╭─ EXERCISE MATERIAL

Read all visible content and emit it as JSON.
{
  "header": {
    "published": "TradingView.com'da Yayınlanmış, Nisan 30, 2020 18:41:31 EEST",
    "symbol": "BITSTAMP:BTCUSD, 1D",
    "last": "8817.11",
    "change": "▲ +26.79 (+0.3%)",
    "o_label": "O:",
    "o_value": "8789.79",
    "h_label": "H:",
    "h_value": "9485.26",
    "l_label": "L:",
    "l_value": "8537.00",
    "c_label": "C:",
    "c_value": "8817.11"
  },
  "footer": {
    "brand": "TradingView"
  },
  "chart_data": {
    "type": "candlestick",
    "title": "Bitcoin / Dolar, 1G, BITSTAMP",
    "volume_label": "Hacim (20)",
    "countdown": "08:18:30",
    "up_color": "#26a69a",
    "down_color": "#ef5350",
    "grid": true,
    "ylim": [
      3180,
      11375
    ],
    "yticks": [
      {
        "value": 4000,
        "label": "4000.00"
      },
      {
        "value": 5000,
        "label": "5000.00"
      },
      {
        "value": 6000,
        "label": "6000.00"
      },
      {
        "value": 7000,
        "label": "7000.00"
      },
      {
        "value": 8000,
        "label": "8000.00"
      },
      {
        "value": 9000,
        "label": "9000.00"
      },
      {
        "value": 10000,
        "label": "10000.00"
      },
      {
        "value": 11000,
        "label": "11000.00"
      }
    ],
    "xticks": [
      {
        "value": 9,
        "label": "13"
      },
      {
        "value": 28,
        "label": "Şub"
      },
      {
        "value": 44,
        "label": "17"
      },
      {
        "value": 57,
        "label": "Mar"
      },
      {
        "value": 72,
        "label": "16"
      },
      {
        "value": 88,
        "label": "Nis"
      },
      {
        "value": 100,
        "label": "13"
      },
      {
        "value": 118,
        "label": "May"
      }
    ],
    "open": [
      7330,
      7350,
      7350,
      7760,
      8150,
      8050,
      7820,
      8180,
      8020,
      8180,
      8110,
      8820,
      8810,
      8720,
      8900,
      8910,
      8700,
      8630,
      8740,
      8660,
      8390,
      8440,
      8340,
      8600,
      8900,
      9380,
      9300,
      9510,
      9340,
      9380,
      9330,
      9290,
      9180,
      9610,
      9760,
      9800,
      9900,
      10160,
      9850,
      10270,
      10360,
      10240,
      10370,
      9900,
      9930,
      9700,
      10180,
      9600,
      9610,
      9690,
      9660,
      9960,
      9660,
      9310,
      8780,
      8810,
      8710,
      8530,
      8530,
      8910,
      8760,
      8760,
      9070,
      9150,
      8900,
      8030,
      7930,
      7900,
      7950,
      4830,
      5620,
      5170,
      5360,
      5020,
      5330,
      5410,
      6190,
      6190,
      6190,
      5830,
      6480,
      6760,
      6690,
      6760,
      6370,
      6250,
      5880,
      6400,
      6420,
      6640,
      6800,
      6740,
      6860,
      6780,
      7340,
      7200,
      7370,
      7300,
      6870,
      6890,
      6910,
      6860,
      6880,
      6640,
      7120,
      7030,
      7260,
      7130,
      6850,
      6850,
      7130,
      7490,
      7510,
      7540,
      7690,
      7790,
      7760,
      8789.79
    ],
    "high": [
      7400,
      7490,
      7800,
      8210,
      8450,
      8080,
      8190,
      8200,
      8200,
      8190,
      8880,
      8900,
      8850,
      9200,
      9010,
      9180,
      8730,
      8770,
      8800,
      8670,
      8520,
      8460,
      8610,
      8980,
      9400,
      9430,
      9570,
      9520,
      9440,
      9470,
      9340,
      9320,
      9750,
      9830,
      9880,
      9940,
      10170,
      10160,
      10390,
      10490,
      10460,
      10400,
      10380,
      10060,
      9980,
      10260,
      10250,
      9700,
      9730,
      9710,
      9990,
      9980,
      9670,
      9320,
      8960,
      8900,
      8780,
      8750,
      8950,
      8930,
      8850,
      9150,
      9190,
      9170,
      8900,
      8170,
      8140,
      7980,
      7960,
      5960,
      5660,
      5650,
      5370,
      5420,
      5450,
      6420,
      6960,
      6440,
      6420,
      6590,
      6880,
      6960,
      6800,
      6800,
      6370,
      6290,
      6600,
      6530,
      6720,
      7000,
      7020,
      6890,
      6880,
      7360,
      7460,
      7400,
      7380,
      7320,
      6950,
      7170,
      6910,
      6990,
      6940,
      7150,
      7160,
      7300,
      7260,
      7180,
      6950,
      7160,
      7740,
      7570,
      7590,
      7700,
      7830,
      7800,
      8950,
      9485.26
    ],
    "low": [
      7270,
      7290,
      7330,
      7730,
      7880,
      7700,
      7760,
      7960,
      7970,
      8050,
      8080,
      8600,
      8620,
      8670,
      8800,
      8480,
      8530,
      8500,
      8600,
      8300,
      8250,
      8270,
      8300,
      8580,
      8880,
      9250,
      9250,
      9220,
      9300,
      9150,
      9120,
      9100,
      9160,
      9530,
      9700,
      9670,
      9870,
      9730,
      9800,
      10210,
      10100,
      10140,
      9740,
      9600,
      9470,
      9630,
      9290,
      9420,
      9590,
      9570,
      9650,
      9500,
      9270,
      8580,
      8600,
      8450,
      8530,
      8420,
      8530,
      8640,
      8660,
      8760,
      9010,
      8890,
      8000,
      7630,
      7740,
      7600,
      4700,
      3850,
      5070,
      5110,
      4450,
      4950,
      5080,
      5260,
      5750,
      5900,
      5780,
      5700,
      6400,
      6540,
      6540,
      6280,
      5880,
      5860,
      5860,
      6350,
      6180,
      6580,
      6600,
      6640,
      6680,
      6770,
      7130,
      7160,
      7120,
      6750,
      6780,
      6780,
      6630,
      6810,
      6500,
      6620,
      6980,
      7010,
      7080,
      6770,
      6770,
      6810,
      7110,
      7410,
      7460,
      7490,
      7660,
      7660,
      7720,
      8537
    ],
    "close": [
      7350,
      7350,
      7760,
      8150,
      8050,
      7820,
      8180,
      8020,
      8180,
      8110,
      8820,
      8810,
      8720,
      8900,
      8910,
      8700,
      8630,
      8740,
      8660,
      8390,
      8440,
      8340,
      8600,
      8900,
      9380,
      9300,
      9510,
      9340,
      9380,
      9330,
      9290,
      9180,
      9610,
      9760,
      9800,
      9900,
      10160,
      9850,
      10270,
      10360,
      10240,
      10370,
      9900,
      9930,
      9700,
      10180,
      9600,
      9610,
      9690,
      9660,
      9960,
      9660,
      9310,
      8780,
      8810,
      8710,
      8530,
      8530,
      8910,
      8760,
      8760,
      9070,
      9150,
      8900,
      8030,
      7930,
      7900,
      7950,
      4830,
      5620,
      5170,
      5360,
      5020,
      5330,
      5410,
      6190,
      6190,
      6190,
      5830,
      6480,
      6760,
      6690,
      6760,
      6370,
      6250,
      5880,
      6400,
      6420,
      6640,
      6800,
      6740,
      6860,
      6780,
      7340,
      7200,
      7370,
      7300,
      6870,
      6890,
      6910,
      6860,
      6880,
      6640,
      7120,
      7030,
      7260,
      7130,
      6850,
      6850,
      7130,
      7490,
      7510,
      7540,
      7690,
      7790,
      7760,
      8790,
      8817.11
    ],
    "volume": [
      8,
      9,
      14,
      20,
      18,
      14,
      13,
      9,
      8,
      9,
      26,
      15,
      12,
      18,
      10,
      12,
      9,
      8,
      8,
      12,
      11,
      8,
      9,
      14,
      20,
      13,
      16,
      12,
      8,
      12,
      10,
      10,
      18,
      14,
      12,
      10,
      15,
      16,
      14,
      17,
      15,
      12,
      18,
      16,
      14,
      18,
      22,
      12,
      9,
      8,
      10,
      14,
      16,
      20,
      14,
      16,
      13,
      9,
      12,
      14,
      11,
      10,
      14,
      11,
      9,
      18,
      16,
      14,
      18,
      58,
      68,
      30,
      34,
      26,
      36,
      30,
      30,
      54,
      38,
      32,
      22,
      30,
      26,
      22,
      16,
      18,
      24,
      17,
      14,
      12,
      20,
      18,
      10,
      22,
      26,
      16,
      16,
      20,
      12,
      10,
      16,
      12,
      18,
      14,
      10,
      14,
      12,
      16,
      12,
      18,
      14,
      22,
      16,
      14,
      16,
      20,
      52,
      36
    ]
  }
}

╰─

Copy all lines of the material above where the string "BITSTAMP" occurs.

    "symbol": "BITSTAMP:BTCUSD, 1D",
    "title": "Bitcoin / Dolar, 1G, BITSTAMP",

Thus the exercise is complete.